• **Source material**
□ □ □ □ □
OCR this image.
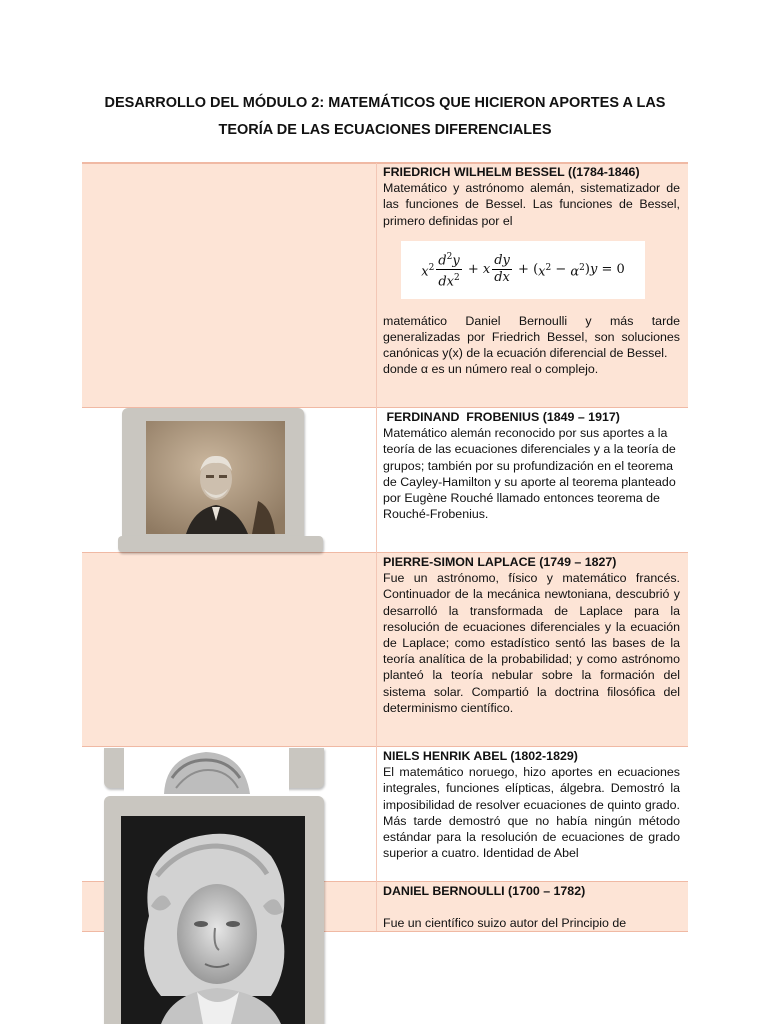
DESARROLLO DEL MÓDULO 2: MATEMÁTICOS QUE HICIERON APORTES A LAS
TEORÍA DE LAS ECUACIONES DIFERENCIALES

FRIEDRICH WILHELM BESSEL ((1784-1846)

Matemático y astrónomo alemán, sistematizador de las funciones de Bessel. Las funciones de Bessel, primero definidas por el

$x^2 \frac{d^2y}{dx^2} + x \frac{dy}{dx}$ + ( $x^2 - \alpha^2$ ) y = 0

matemático Daniel Bernoulli y más tarde generalizadas por Friedrich Bessel, son soluciones canónicas y(x) de la ecuación diferencial de Bessel.

donde α es un número real o complejo.

FERDINAND  FROBENIUS (1849 – 1917)

Matemático alemán reconocido por sus aportes a la teoría de las ecuaciones diferenciales y a la teoría de grupos; también por su profundización en el teorema de Cayley-Hamilton y su aporte al teorema planteado por Eugène Rouché llamado entonces teorema de Rouché-Frobenius.

PIERRE-SIMON LAPLACE (1749 – 1827)

Fue un astrónomo, físico y matemático francés. Continuador de la mecánica newtoniana, descubrió y desarrolló la transformada de Laplace para la resolución de ecuaciones diferenciales y la ecuación de Laplace; como estadístico sentó las bases de la teoría analítica de la probabilidad; y como astrónomo planteó la teoría nebular sobre la formación del sistema solar. Compartió la doctrina filosófica del determinismo científico.

NIELS HENRIK ABEL (1802-1829)

El matemático noruego, hizo aportes en ecuaciones integrales, funciones elípticas, álgebra. Demostró la imposibilidad de resolver ecuaciones de quinto grado. Más tarde demostró que no había ningún método estándar para la resolución de ecuaciones de grado superior a cuatro. Identidad de Abel

DANIEL BERNOULLI (1700 – 1782)

Fue un científico suizo autor del Principio de
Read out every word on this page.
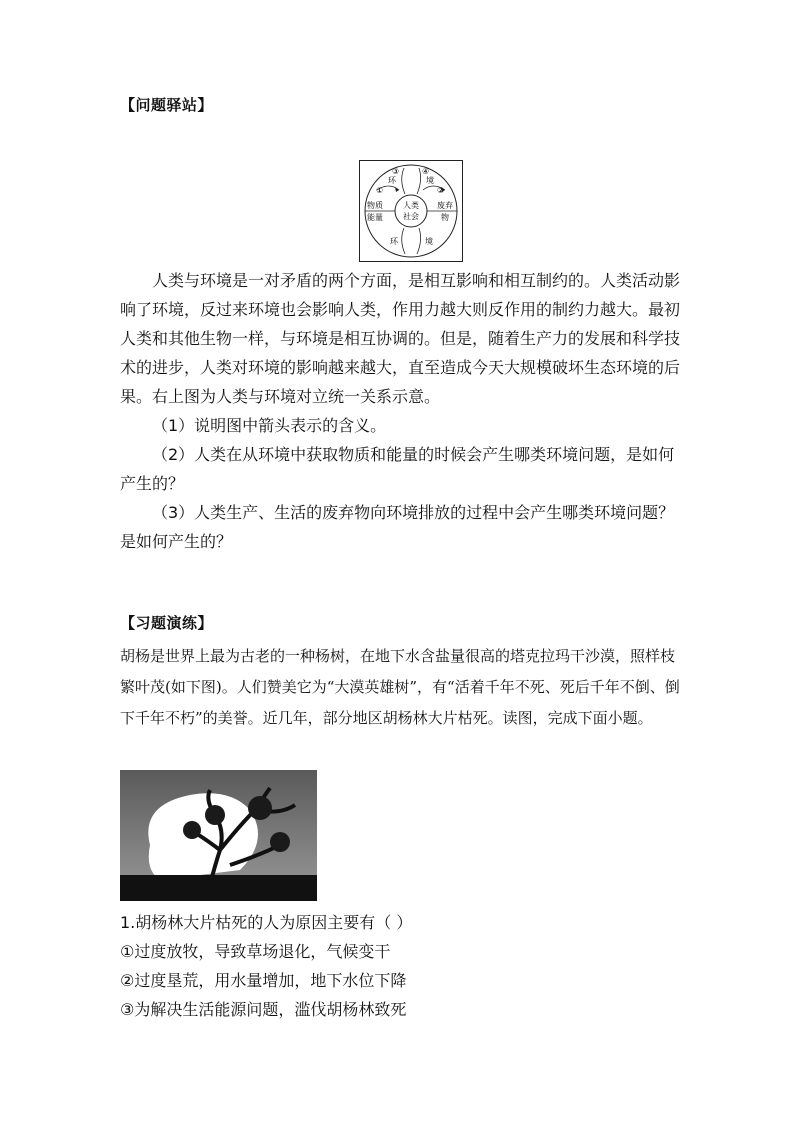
【问题驿站】
③	④
环	境
①	②
物质
能量
人类
社会
废弃
物
环	境

人类与环境是一对矛盾的两个方面，是相互影响和相互制约的。人类活动影响了环境，反过来环境也会影响人类，作用力越大则反作用的制约力越大。最初人类和其他生物一样，与环境是相互协调的。但是，随着生产力的发展和科学技术的进步，人类对环境的影响越来越大，直至造成今天大规模破坏生态环境的后果。右上图为人类与环境对立统一关系示意。

（1）说明图中箭头表示的含义。

（2）人类在从环境中获取物质和能量的时候会产生哪类环境问题，是如何产生的？

（3）人类生产、生活的废弃物向环境排放的过程中会产生哪类环境问题？是如何产生的？

【习题演练】

胡杨是世界上最为古老的一种杨树，在地下水含盐量很高的塔克拉玛干沙漠，照样枝繁叶茂(如下图)。人们赞美它为“大漠英雄树”，有“活着千年不死、死后千年不倒、倒下千年不朽”的美誉。近几年，部分地区胡杨林大片枯死。读图，完成下面小题。

1.胡杨林大片枯死的人为原因主要有（ ）

①过度放牧，导致草场退化，气候变干

②过度垦荒，用水量增加，地下水位下降

③为解决生活能源问题，滥伐胡杨林致死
□ □ □ □ □
• **Set task**
Leave out the pictures and print every line of the data exactly.

• **Solution to this exercise**
OCR this image.
DESARROLLO DEL MÓDULO 2: MATEMÁTICOS QUE HICIERON APORTES A LAS
TEORÍA DE LAS ECUACIONES DIFERENCIALES

FRIEDRICH WILHELM BESSEL ((1784-1846)

Matemático y astrónomo alemán, sistematizador de las funciones de Bessel. Las funciones de Bessel, primero definidas por el

$x^2 \frac{d^2y}{dx^2} + x \frac{dy}{dx}$ + ( $x^2 - \alpha^2$ ) y = 0

matemático Daniel Bernoulli y más tarde generalizadas por Friedrich Bessel, son soluciones canónicas y(x) de la ecuación diferencial de Bessel.

donde α es un número real o complejo.

FERDINAND  FROBENIUS (1849 – 1917)

Matemático alemán reconocido por sus aportes a la teoría de las ecuaciones diferenciales y a la teoría de grupos; también por su profundización en el teorema de Cayley-Hamilton y su aporte al teorema planteado por Eugène Rouché llamado entonces teorema de Rouché-Frobenius.

PIERRE-SIMON LAPLACE (1749 – 1827)

Fue un astrónomo, físico y matemático francés. Continuador de la mecánica newtoniana, descubrió y desarrolló la transformada de Laplace para la resolución de ecuaciones diferenciales y la ecuación de Laplace; como estadístico sentó las bases de la teoría analítica de la probabilidad; y como astrónomo planteó la teoría nebular sobre la formación del sistema solar. Compartió la doctrina filosófica del determinismo científico.

NIELS HENRIK ABEL (1802-1829)

El matemático noruego, hizo aportes en ecuaciones integrales, funciones elípticas, álgebra. Demostró la imposibilidad de resolver ecuaciones de quinto grado. Más tarde demostró que no había ningún método estándar para la resolución de ecuaciones de grado superior a cuatro. Identidad de Abel

DANIEL BERNOULLI (1700 – 1782)

Fue un científico suizo autor del Principio de
Read out every word on this page.
【问题驿站】
③	④
环	境
①	②
物质
能量
人类
社会
废弃
物
环	境

人类与环境是一对矛盾的两个方面，是相互影响和相互制约的。人类活动影响了环境，反过来环境也会影响人类，作用力越大则反作用的制约力越大。最初人类和其他生物一样，与环境是相互协调的。但是，随着生产力的发展和科学技术的进步，人类对环境的影响越来越大，直至造成今天大规模破坏生态环境的后果。右上图为人类与环境对立统一关系示意。

（1）说明图中箭头表示的含义。

（2）人类在从环境中获取物质和能量的时候会产生哪类环境问题，是如何产生的？

（3）人类生产、生活的废弃物向环境排放的过程中会产生哪类环境问题？是如何产生的？

【习题演练】

胡杨是世界上最为古老的一种杨树，在地下水含盐量很高的塔克拉玛干沙漠，照样枝繁叶茂(如下图)。人们赞美它为“大漠英雄树”，有“活着千年不死、死后千年不倒、倒下千年不朽”的美誉。近几年，部分地区胡杨林大片枯死。读图，完成下面小题。

1.胡杨林大片枯死的人为原因主要有（ ）

①过度放牧，导致草场退化，气候变干

②过度垦荒，用水量增加，地下水位下降

③为解决生活能源问题，滥伐胡杨林致死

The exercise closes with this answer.